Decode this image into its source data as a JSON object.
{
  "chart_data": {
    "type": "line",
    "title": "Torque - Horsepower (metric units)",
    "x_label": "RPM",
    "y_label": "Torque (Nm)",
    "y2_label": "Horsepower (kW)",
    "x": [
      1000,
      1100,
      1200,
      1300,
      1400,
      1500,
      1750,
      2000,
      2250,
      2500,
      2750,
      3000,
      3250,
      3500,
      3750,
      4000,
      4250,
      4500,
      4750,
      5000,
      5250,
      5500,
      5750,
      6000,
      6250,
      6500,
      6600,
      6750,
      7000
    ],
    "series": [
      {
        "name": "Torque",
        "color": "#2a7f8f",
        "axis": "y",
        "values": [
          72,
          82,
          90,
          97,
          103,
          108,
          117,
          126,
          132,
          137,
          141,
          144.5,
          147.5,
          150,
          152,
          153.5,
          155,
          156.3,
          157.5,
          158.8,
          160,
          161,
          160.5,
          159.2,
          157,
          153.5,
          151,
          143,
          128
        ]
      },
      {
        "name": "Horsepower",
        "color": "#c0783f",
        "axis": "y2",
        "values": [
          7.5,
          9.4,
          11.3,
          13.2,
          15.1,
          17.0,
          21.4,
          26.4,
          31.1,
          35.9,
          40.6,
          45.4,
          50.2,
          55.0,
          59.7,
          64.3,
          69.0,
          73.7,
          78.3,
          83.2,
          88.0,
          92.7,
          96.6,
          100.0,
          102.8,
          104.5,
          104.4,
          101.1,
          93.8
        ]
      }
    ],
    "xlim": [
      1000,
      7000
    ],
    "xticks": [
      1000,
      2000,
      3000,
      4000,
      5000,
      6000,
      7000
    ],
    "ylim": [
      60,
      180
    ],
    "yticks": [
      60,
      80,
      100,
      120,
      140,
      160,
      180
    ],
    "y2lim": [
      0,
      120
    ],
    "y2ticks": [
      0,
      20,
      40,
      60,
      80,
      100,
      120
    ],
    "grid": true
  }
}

▶ **WHAT YOU WILL DO**: Every line of the records above needs to be given again exactly.

▶ **RESPONSE**:
Decode this image into its source data as a JSON object.
{
  "chart_data": {
    "type": "line",
    "title": "Torque - Horsepower (metric units)",
    "x_label": "RPM",
    "y_label": "Torque (Nm)",
    "y2_label": "Horsepower (kW)",
    "x": [
      1000,
      1100,
      1200,
      1300,
      1400,
      1500,
      1750,
      2000,
      2250,
      2500,
      2750,
      3000,
      3250,
      3500,
      3750,
      4000,
      4250,
      4500,
      4750,
      5000,
      5250,
      5500,
      5750,
      6000,
      6250,
      6500,
      6600,
      6750,
      7000
    ],
    "series": [
      {
        "name": "Torque",
        "color": "#2a7f8f",
        "axis": "y",
        "values": [
          72,
          82,
          90,
          97,
          103,
          108,
          117,
          126,
          132,
          137,
          141,
          144.5,
          147.5,
          150,
          152,
          153.5,
          155,
          156.3,
          157.5,
          158.8,
          160,
          161,
          160.5,
          159.2,
          157,
          153.5,
          151,
          143,
          128
        ]
      },
      {
        "name": "Horsepower",
        "color": "#c0783f",
        "axis": "y2",
        "values": [
          7.5,
          9.4,
          11.3,
          13.2,
          15.1,
          17.0,
          21.4,
          26.4,
          31.1,
          35.9,
          40.6,
          45.4,
          50.2,
          55.0,
          59.7,
          64.3,
          69.0,
          73.7,
          78.3,
          83.2,
          88.0,
          92.7,
          96.6,
          100.0,
          102.8,
          104.5,
          104.4,
          101.1,
          93.8
        ]
      }
    ],
    "xlim": [
      1000,
      7000
    ],
    "xticks": [
      1000,
      2000,
      3000,
      4000,
      5000,
      6000,
      7000
    ],
    "ylim": [
      60,
      180
    ],
    "yticks": [
      60,
      80,
      100,
      120,
      140,
      160,
      180
    ],
    "y2lim": [
      0,
      120
    ],
    "y2ticks": [
      0,
      20,
      40,
      60,
      80,
      100,
      120
    ],
    "grid": true
  }
}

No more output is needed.